>> start
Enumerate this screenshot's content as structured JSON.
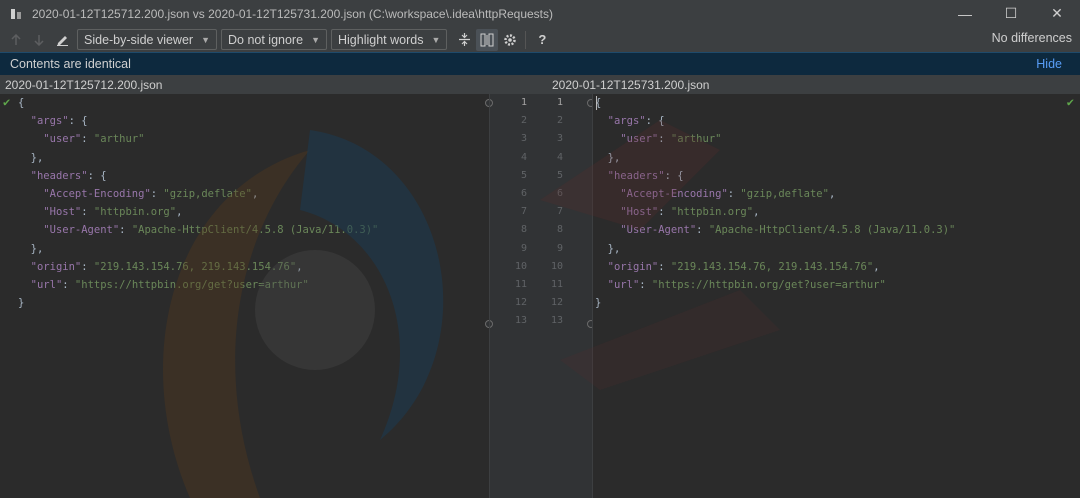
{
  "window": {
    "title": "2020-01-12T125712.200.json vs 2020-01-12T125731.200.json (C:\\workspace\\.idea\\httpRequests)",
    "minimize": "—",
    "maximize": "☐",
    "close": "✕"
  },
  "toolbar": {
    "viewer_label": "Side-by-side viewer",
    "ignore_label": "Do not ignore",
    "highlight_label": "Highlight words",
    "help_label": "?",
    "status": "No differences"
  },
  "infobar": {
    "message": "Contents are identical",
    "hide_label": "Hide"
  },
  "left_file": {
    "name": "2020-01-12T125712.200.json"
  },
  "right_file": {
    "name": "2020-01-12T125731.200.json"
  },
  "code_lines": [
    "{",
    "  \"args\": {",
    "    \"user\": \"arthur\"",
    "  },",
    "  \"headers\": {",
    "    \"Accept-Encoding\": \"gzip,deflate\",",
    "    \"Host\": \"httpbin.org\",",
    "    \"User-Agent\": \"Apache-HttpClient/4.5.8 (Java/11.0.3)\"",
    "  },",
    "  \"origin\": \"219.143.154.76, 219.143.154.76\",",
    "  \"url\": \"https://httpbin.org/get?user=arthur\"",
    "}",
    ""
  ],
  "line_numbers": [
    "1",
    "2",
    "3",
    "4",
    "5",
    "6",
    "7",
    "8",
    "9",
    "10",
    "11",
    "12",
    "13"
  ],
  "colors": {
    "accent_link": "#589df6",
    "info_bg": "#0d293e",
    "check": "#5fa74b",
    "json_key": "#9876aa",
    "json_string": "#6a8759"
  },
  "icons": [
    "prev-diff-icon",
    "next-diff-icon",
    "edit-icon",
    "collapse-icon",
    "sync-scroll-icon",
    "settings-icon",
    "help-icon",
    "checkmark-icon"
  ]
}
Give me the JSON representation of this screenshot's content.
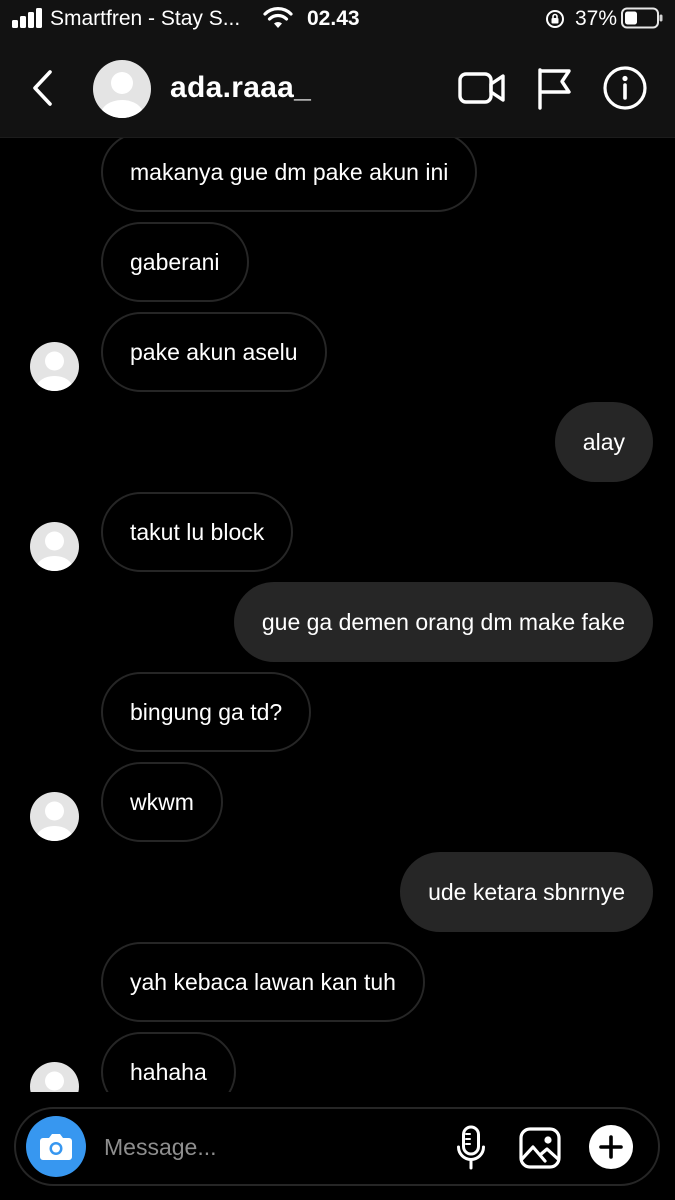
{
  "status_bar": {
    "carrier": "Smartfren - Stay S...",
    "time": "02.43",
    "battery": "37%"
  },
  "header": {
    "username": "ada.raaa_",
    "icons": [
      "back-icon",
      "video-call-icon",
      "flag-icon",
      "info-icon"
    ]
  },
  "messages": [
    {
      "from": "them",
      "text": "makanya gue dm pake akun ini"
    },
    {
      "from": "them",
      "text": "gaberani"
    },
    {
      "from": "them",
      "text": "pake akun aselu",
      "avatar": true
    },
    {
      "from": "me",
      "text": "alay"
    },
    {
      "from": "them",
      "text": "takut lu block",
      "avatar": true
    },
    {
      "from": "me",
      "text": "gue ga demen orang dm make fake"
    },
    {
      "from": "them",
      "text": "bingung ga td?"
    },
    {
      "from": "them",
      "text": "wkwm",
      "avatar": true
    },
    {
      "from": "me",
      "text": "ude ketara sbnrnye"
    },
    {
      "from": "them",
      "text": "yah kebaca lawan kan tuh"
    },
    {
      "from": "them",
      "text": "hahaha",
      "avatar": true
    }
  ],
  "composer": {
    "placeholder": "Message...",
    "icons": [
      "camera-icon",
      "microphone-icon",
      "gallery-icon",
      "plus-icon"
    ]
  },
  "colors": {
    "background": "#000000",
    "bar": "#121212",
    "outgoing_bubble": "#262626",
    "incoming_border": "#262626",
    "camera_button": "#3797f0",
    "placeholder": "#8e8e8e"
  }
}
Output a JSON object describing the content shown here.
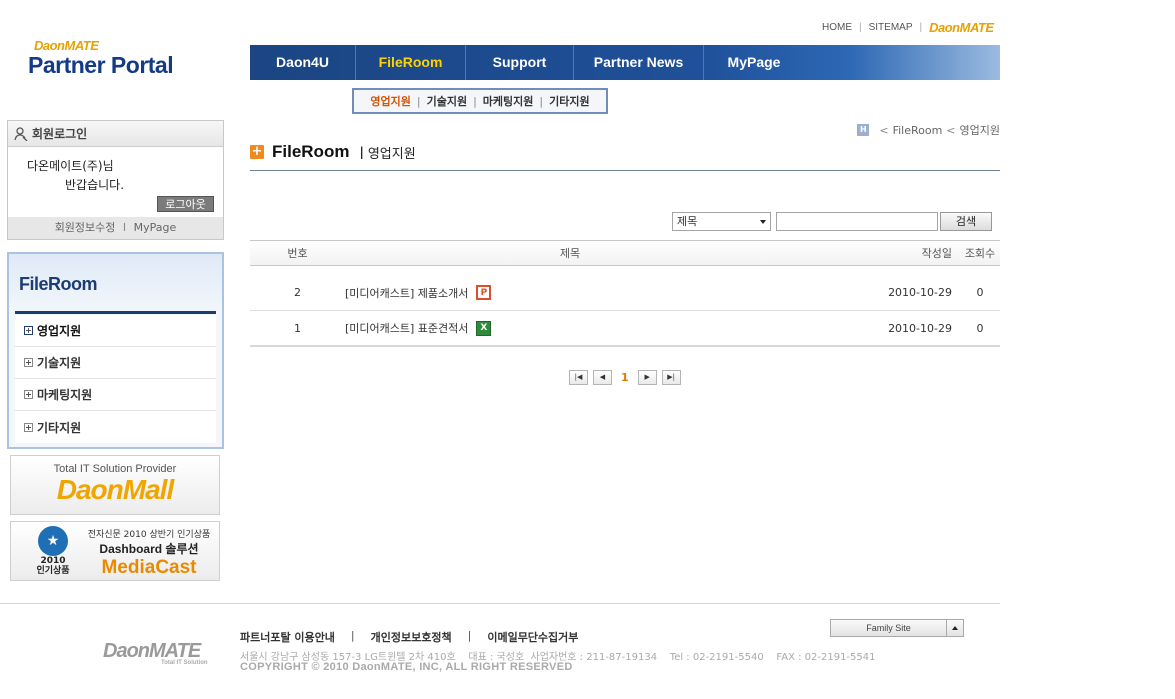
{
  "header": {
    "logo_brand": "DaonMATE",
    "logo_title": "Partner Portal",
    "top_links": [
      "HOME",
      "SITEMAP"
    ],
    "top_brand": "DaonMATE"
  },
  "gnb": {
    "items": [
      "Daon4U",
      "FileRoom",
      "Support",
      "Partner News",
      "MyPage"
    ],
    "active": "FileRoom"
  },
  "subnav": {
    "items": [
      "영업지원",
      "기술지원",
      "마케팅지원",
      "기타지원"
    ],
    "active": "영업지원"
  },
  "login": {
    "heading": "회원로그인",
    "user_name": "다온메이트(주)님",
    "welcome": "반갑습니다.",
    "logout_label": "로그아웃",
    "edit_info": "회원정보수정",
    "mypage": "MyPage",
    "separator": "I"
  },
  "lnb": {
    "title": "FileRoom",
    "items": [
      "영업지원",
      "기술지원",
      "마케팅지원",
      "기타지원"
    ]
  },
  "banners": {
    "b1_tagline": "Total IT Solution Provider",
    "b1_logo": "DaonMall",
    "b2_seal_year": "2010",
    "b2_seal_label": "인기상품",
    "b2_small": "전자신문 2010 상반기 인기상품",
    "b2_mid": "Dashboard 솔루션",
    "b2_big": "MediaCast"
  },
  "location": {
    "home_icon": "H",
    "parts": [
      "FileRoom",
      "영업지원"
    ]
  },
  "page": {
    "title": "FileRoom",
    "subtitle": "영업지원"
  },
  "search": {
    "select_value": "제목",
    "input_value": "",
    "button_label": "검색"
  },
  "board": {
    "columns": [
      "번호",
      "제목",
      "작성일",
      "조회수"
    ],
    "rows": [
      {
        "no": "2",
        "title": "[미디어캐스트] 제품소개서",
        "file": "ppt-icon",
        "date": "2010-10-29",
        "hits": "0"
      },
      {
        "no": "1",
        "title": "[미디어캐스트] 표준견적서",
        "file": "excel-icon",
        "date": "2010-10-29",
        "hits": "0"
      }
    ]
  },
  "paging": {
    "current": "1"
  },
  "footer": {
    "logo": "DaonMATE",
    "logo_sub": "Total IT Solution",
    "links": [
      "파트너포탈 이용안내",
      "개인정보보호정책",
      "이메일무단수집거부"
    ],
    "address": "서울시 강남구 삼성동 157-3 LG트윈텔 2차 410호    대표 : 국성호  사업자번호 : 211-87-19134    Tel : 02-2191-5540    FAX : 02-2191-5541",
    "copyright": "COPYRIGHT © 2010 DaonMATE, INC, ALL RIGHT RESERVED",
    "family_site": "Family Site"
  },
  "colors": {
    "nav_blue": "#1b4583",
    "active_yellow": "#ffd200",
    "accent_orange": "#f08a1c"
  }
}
>> end
>> start
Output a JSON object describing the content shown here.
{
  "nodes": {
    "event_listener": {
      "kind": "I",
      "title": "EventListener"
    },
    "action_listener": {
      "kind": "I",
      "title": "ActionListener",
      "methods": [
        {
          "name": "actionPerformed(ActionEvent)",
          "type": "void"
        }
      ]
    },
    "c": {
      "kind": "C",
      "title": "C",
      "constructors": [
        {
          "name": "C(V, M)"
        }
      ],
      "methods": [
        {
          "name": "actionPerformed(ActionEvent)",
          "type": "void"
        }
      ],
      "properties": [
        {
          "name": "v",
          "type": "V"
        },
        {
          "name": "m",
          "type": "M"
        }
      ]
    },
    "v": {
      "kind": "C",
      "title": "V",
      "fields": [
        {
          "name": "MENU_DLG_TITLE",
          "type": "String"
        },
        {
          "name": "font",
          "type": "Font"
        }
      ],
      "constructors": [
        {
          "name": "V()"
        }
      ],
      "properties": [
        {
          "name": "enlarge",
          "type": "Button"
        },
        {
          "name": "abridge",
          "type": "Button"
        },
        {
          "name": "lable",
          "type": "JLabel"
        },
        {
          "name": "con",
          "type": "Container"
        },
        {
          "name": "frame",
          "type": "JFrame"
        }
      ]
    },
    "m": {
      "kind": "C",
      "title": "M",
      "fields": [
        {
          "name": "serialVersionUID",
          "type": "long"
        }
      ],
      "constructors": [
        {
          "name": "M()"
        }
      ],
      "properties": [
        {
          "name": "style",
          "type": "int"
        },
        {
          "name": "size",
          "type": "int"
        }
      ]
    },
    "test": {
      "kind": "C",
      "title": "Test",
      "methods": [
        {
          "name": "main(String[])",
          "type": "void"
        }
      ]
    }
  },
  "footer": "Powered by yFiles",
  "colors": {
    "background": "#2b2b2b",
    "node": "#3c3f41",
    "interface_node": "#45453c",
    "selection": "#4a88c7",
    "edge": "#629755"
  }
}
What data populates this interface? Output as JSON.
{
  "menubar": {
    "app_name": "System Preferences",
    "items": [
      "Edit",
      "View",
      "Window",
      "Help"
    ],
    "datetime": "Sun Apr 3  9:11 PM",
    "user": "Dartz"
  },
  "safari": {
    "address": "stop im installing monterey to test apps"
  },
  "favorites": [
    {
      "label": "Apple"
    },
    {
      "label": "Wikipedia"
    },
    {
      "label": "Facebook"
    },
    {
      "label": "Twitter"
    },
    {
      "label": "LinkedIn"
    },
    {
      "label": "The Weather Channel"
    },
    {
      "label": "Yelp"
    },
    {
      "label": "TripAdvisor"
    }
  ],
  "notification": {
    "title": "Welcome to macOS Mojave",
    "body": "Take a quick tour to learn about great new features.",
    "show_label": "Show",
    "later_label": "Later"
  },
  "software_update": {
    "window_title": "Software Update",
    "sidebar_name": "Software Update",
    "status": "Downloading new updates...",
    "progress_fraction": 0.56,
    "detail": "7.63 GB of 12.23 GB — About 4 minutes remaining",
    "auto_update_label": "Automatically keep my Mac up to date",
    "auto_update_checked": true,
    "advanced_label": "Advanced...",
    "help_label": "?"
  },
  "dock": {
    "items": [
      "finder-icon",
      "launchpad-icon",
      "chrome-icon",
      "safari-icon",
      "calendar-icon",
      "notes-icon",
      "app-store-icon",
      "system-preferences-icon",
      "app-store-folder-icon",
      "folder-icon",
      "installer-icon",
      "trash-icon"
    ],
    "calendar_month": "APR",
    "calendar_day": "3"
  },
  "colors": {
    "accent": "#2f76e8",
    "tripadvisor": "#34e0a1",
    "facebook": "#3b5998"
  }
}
>> end
__INSTRUCTIONS TO FOLLOW__
Scan the listing above and identify each line holding the string "미디어캐스트"; copy every such line.

__WRITTEN RESPONSE__
        "title": "[미디어캐스트] 제품소개서",
        "title": "[미디어캐스트] 표준견적서",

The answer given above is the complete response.